Task description> Present the data once more in exactly its original form.

Dataset>
╔══
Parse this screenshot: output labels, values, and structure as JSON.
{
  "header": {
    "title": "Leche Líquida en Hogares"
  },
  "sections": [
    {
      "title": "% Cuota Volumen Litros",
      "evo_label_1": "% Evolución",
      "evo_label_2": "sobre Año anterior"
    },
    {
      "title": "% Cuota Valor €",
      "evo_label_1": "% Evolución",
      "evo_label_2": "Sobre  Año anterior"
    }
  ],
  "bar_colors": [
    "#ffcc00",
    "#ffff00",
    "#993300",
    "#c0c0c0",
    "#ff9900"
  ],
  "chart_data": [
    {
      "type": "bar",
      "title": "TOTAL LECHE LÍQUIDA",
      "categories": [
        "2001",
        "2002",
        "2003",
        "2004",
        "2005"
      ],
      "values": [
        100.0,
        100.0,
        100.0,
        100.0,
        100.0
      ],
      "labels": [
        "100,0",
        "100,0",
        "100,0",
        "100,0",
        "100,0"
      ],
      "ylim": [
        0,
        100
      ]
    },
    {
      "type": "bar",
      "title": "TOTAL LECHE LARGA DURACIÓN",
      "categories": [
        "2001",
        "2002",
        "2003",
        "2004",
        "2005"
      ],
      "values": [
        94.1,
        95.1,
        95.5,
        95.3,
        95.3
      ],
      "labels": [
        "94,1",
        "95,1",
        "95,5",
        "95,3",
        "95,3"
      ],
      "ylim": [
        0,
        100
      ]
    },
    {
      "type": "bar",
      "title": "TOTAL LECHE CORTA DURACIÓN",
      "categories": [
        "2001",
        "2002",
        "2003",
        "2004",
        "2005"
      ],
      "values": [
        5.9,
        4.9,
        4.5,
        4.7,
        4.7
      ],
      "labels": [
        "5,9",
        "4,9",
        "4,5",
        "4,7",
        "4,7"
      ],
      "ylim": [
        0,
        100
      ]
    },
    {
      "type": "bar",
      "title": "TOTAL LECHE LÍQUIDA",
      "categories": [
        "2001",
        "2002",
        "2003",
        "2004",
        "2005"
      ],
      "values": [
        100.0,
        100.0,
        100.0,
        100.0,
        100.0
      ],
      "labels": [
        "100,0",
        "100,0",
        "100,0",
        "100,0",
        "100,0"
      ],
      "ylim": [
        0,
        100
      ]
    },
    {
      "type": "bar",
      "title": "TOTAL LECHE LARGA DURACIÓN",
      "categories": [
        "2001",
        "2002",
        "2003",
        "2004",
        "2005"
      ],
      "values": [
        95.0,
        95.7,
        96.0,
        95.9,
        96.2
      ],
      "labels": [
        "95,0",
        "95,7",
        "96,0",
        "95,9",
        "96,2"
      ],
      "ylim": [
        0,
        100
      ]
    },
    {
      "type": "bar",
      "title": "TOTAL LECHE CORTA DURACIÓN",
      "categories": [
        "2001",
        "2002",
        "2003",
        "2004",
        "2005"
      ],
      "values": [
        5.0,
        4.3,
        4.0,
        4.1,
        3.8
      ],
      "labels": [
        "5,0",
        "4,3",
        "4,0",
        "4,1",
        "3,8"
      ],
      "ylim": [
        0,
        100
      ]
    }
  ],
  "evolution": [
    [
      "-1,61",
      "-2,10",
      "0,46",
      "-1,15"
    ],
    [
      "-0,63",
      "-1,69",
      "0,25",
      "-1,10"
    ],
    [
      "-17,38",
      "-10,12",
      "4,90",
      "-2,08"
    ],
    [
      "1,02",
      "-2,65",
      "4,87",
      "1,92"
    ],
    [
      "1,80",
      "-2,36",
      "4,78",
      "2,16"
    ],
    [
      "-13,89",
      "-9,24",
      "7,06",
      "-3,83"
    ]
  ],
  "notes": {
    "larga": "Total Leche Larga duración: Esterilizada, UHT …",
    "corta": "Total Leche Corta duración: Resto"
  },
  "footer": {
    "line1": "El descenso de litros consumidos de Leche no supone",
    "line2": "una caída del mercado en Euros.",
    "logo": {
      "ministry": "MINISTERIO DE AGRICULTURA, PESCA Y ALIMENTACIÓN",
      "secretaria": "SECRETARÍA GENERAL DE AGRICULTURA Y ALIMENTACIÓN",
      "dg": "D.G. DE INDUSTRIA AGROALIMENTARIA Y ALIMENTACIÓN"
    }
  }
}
╚══
Solution to the exercise>
Parse this screenshot: output labels, values, and structure as JSON.
{
  "header": {
    "title": "Leche Líquida en Hogares"
  },
  "sections": [
    {
      "title": "% Cuota Volumen Litros",
      "evo_label_1": "% Evolución",
      "evo_label_2": "sobre Año anterior"
    },
    {
      "title": "% Cuota Valor €",
      "evo_label_1": "% Evolución",
      "evo_label_2": "Sobre  Año anterior"
    }
  ],
  "bar_colors": [
    "#ffcc00",
    "#ffff00",
    "#993300",
    "#c0c0c0",
    "#ff9900"
  ],
  "chart_data": [
    {
      "type": "bar",
      "title": "TOTAL LECHE LÍQUIDA",
      "categories": [
        "2001",
        "2002",
        "2003",
        "2004",
        "2005"
      ],
      "values": [
        100.0,
        100.0,
        100.0,
        100.0,
        100.0
      ],
      "labels": [
        "100,0",
        "100,0",
        "100,0",
        "100,0",
        "100,0"
      ],
      "ylim": [
        0,
        100
      ]
    },
    {
      "type": "bar",
      "title": "TOTAL LECHE LARGA DURACIÓN",
      "categories": [
        "2001",
        "2002",
        "2003",
        "2004",
        "2005"
      ],
      "values": [
        94.1,
        95.1,
        95.5,
        95.3,
        95.3
      ],
      "labels": [
        "94,1",
        "95,1",
        "95,5",
        "95,3",
        "95,3"
      ],
      "ylim": [
        0,
        100
      ]
    },
    {
      "type": "bar",
      "title": "TOTAL LECHE CORTA DURACIÓN",
      "categories": [
        "2001",
        "2002",
        "2003",
        "2004",
        "2005"
      ],
      "values": [
        5.9,
        4.9,
        4.5,
        4.7,
        4.7
      ],
      "labels": [
        "5,9",
        "4,9",
        "4,5",
        "4,7",
        "4,7"
      ],
      "ylim": [
        0,
        100
      ]
    },
    {
      "type": "bar",
      "title": "TOTAL LECHE LÍQUIDA",
      "categories": [
        "2001",
        "2002",
        "2003",
        "2004",
        "2005"
      ],
      "values": [
        100.0,
        100.0,
        100.0,
        100.0,
        100.0
      ],
      "labels": [
        "100,0",
        "100,0",
        "100,0",
        "100,0",
        "100,0"
      ],
      "ylim": [
        0,
        100
      ]
    },
    {
      "type": "bar",
      "title": "TOTAL LECHE LARGA DURACIÓN",
      "categories": [
        "2001",
        "2002",
        "2003",
        "2004",
        "2005"
      ],
      "values": [
        95.0,
        95.7,
        96.0,
        95.9,
        96.2
      ],
      "labels": [
        "95,0",
        "95,7",
        "96,0",
        "95,9",
        "96,2"
      ],
      "ylim": [
        0,
        100
      ]
    },
    {
      "type": "bar",
      "title": "TOTAL LECHE CORTA DURACIÓN",
      "categories": [
        "2001",
        "2002",
        "2003",
        "2004",
        "2005"
      ],
      "values": [
        5.0,
        4.3,
        4.0,
        4.1,
        3.8
      ],
      "labels": [
        "5,0",
        "4,3",
        "4,0",
        "4,1",
        "3,8"
      ],
      "ylim": [
        0,
        100
      ]
    }
  ],
  "evolution": [
    [
      "-1,61",
      "-2,10",
      "0,46",
      "-1,15"
    ],
    [
      "-0,63",
      "-1,69",
      "0,25",
      "-1,10"
    ],
    [
      "-17,38",
      "-10,12",
      "4,90",
      "-2,08"
    ],
    [
      "1,02",
      "-2,65",
      "4,87",
      "1,92"
    ],
    [
      "1,80",
      "-2,36",
      "4,78",
      "2,16"
    ],
    [
      "-13,89",
      "-9,24",
      "7,06",
      "-3,83"
    ]
  ],
  "notes": {
    "larga": "Total Leche Larga duración: Esterilizada, UHT …",
    "corta": "Total Leche Corta duración: Resto"
  },
  "footer": {
    "line1": "El descenso de litros consumidos de Leche no supone",
    "line2": "una caída del mercado en Euros.",
    "logo": {
      "ministry": "MINISTERIO DE AGRICULTURA, PESCA Y ALIMENTACIÓN",
      "secretaria": "SECRETARÍA GENERAL DE AGRICULTURA Y ALIMENTACIÓN",
      "dg": "D.G. DE INDUSTRIA AGROALIMENTARIA Y ALIMENTACIÓN"
    }
  }
}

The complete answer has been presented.